THE PROBLEM: What lines in the entries below contain the word "concepto"? Copy all of them.

MATERIAL FOR THIS TASK:
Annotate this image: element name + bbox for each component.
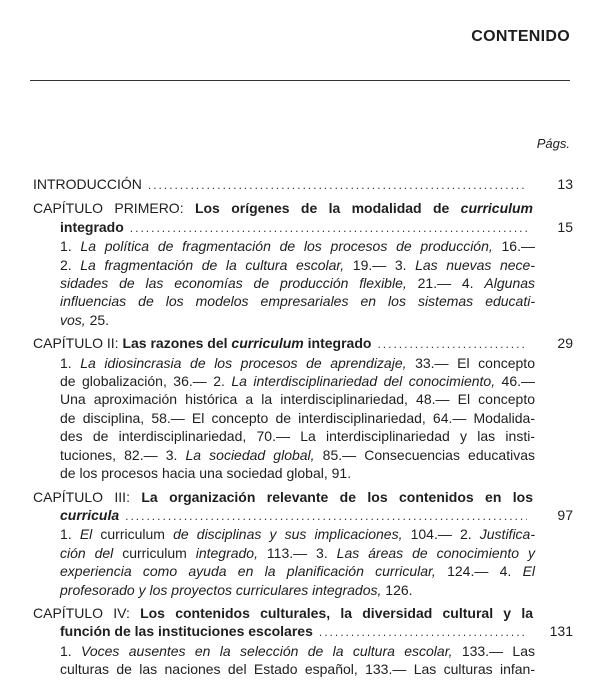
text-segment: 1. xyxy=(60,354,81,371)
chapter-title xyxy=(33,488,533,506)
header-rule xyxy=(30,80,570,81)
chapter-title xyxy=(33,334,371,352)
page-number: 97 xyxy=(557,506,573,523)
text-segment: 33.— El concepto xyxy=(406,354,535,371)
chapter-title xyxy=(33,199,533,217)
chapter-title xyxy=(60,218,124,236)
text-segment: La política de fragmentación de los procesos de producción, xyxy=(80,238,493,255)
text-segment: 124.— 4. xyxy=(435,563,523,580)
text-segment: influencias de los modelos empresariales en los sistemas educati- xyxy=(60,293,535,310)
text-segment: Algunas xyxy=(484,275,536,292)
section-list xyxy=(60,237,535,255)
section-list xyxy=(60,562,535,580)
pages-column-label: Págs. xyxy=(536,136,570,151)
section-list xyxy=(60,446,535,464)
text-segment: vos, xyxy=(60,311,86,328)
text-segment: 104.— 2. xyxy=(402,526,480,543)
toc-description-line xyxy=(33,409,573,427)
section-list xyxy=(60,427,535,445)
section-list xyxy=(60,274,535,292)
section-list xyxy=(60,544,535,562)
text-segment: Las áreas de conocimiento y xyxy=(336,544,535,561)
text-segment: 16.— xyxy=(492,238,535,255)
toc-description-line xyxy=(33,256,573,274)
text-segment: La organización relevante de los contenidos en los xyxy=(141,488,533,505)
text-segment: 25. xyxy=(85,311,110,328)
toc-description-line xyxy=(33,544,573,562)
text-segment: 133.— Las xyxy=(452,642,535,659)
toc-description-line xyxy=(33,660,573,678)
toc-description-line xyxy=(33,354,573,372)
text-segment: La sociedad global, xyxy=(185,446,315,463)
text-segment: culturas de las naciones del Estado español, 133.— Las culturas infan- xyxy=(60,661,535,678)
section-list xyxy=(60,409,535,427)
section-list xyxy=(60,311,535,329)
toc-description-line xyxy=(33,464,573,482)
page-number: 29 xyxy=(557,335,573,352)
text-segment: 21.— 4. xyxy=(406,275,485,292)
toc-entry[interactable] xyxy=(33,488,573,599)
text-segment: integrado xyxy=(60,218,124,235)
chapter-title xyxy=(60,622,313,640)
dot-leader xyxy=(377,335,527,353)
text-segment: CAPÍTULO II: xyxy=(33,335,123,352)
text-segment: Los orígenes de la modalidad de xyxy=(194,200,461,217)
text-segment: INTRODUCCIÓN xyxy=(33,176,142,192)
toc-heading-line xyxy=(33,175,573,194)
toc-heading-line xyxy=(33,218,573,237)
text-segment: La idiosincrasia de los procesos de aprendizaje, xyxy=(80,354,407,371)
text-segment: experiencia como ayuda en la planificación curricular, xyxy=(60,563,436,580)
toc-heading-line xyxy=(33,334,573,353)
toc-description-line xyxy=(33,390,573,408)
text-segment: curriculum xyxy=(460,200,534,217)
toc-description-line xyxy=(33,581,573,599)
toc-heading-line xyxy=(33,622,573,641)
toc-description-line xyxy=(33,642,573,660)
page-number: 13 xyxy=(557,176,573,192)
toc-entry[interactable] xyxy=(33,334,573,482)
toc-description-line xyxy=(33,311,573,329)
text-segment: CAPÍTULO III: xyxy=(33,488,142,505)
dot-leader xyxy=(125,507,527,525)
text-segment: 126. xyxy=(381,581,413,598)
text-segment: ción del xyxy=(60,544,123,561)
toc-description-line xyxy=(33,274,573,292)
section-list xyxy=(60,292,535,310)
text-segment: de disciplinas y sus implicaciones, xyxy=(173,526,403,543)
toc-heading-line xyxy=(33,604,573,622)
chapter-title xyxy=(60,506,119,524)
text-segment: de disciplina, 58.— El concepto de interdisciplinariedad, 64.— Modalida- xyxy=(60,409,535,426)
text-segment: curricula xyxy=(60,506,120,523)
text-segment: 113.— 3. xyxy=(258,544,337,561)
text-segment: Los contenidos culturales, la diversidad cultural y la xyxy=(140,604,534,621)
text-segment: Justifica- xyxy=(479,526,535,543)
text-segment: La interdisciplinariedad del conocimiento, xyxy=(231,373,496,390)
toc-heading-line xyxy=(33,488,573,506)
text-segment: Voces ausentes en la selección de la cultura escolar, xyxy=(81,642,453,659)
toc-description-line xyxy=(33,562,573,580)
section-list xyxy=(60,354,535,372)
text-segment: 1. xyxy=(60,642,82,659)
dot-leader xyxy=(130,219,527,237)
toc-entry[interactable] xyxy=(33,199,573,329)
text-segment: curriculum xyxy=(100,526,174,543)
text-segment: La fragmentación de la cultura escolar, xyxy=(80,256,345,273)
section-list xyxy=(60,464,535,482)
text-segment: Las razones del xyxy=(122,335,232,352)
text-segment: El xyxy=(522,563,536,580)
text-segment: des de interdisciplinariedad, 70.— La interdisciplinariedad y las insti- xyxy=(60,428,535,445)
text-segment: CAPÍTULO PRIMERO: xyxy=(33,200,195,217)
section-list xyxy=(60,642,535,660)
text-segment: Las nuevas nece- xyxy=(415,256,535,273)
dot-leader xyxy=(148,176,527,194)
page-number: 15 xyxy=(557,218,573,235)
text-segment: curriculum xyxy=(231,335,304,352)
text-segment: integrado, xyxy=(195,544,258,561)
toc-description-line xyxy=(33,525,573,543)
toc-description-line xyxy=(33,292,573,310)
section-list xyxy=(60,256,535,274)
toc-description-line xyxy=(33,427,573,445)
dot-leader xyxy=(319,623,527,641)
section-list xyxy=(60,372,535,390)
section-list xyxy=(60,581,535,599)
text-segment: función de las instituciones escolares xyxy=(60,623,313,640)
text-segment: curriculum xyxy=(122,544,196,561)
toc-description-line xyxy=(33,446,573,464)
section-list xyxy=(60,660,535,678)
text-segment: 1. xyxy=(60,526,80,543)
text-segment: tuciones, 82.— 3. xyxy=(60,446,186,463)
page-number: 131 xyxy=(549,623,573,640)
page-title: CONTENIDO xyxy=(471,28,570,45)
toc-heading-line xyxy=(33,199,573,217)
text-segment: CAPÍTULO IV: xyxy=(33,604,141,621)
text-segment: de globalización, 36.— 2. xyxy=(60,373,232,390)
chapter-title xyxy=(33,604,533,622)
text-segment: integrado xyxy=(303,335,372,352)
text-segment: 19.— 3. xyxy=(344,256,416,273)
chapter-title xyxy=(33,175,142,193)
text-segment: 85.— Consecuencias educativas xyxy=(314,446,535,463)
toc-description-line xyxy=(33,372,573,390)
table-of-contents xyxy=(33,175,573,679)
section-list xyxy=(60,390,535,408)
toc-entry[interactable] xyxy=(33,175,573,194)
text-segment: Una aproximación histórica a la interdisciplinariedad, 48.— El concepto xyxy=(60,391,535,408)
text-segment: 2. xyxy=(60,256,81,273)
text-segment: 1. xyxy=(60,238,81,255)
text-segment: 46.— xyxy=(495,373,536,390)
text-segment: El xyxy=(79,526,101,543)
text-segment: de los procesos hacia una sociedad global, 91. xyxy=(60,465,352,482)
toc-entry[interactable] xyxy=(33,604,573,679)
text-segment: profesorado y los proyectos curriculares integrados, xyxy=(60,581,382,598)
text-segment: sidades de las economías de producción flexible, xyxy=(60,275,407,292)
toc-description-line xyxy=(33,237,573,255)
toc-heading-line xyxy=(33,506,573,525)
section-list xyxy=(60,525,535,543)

RESPONSE FOR THIS EXERCISE:
text-segment: 33.— El concepto xyxy=(406,354,535,371)
text-segment: de disciplina, 58.— El concepto de interdisciplinariedad, 64.— Modalida- xyxy=(60,409,535,426)
text-segment: Una aproximación histórica a la interdisciplinariedad, 48.— El concepto xyxy=(60,391,535,408)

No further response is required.